> _Exercise_:
Note each line where "icon" appears, and copy it.

> _Data lines_:
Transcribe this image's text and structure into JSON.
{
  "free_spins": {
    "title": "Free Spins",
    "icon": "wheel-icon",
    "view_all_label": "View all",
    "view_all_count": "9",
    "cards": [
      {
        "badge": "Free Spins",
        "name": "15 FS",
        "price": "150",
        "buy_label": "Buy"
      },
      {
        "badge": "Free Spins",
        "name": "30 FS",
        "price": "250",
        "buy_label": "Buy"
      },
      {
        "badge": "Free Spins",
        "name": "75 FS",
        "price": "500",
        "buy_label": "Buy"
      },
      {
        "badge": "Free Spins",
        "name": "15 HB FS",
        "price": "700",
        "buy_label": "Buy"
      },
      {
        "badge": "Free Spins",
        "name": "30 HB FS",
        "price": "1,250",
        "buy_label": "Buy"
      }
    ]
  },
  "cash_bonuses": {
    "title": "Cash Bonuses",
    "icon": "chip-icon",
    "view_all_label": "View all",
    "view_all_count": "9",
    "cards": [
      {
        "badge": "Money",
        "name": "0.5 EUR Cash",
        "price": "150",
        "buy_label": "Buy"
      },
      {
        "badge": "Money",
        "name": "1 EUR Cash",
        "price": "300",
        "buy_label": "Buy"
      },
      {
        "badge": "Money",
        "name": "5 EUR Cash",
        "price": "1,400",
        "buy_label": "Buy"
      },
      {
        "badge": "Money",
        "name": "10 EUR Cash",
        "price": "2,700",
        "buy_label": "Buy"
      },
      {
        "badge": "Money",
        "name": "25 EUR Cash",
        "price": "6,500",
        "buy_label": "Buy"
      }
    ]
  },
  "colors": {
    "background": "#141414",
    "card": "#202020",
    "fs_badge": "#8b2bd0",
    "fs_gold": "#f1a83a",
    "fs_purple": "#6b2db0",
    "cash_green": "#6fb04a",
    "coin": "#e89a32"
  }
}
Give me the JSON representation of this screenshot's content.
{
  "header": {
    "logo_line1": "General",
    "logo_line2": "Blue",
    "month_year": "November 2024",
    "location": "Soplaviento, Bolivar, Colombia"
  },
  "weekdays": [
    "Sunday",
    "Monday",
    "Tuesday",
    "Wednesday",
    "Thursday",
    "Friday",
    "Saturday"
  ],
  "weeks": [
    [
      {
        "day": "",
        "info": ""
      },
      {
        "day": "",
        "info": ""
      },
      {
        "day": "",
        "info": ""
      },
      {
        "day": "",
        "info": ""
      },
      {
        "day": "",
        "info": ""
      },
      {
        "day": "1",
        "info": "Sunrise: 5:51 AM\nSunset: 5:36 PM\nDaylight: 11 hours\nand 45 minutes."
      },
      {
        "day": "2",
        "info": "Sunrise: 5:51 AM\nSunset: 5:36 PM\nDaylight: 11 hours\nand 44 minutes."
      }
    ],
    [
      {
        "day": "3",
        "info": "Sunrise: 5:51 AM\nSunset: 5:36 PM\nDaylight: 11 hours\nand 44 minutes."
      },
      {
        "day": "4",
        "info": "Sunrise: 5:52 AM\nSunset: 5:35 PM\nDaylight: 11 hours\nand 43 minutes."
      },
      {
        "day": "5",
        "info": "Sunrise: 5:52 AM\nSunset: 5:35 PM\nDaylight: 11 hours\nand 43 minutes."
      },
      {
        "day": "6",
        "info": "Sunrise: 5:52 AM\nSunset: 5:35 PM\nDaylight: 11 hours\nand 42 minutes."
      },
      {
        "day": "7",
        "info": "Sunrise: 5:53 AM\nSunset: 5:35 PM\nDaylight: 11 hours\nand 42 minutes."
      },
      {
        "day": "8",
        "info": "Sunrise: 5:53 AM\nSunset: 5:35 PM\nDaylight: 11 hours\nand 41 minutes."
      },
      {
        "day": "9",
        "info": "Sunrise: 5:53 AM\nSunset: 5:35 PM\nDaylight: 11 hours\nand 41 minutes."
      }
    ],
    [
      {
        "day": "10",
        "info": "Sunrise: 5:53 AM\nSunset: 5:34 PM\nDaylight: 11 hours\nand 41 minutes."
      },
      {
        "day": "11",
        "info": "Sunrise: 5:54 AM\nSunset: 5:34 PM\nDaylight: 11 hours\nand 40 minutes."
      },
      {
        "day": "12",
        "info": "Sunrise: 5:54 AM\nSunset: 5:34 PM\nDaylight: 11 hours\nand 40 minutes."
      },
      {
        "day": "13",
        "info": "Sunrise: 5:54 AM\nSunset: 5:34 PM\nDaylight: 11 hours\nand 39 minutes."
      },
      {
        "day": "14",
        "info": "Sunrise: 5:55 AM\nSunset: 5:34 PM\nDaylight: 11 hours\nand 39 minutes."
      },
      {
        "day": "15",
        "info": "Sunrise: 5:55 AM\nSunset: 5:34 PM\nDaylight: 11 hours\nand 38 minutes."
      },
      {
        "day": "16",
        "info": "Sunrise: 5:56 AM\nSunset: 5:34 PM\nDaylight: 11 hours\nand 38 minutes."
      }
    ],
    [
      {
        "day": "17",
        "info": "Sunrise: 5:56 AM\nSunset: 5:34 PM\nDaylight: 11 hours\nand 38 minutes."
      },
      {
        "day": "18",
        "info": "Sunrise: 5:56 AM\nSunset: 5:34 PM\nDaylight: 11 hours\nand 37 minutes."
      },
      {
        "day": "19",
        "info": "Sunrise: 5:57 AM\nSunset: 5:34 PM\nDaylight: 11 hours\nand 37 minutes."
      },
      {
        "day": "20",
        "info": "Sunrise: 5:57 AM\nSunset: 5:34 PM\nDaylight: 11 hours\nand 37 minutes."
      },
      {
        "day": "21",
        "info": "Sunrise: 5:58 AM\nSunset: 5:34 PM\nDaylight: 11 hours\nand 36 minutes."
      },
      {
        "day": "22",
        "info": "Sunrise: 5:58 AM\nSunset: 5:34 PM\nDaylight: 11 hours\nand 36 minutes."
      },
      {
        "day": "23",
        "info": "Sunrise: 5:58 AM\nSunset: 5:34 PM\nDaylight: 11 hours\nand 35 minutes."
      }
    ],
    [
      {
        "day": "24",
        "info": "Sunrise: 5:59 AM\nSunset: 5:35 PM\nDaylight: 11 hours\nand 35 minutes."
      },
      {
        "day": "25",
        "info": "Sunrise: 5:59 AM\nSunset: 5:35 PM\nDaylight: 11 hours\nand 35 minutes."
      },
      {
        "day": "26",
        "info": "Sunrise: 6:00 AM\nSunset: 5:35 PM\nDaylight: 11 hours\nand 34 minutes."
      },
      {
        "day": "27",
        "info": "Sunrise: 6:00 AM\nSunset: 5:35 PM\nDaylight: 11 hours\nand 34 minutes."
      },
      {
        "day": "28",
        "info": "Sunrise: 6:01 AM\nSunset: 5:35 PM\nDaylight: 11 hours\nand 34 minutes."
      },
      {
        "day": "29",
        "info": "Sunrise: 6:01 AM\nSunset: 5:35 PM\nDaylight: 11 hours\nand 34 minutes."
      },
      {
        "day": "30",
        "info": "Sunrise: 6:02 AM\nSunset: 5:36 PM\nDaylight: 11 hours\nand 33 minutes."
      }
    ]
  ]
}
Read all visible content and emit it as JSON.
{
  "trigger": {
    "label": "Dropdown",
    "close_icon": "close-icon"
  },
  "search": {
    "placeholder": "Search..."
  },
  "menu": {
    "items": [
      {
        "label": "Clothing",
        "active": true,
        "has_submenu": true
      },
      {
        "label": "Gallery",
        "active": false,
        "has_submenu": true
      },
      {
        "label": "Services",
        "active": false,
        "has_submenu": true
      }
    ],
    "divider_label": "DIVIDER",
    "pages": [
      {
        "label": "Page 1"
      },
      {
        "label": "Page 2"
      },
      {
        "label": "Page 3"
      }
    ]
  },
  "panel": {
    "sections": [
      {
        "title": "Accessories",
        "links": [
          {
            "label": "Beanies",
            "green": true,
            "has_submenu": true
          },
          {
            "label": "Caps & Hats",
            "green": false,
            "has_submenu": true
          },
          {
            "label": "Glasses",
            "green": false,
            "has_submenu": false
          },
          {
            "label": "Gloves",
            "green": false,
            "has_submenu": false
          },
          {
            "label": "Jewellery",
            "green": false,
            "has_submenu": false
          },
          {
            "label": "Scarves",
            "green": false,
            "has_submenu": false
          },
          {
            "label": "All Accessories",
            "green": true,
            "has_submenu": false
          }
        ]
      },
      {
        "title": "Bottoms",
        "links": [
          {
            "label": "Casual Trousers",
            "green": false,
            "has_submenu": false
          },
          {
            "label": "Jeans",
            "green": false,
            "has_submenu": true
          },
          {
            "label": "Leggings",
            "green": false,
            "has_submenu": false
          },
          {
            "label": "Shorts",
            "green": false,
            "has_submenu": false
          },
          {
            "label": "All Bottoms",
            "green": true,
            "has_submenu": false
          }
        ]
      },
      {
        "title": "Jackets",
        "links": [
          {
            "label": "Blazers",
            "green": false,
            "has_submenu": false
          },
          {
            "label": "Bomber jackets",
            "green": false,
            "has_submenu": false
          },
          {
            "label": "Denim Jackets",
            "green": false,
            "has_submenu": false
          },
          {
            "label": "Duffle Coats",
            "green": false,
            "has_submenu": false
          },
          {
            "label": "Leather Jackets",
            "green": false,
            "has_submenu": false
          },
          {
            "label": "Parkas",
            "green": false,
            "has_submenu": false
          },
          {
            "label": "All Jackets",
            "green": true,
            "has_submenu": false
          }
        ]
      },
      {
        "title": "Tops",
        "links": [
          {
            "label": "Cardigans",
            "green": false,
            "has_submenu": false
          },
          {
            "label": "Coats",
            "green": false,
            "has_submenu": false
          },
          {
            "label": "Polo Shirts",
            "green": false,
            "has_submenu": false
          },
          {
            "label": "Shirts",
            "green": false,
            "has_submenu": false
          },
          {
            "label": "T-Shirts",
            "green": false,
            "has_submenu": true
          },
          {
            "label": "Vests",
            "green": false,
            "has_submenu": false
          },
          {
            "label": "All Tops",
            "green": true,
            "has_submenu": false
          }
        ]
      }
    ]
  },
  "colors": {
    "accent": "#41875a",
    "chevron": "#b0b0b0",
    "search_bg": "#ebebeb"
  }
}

> _Finished exercise_:
    "icon": "wheel-icon",
    "icon": "chip-icon",
    "close_icon": "close-icon"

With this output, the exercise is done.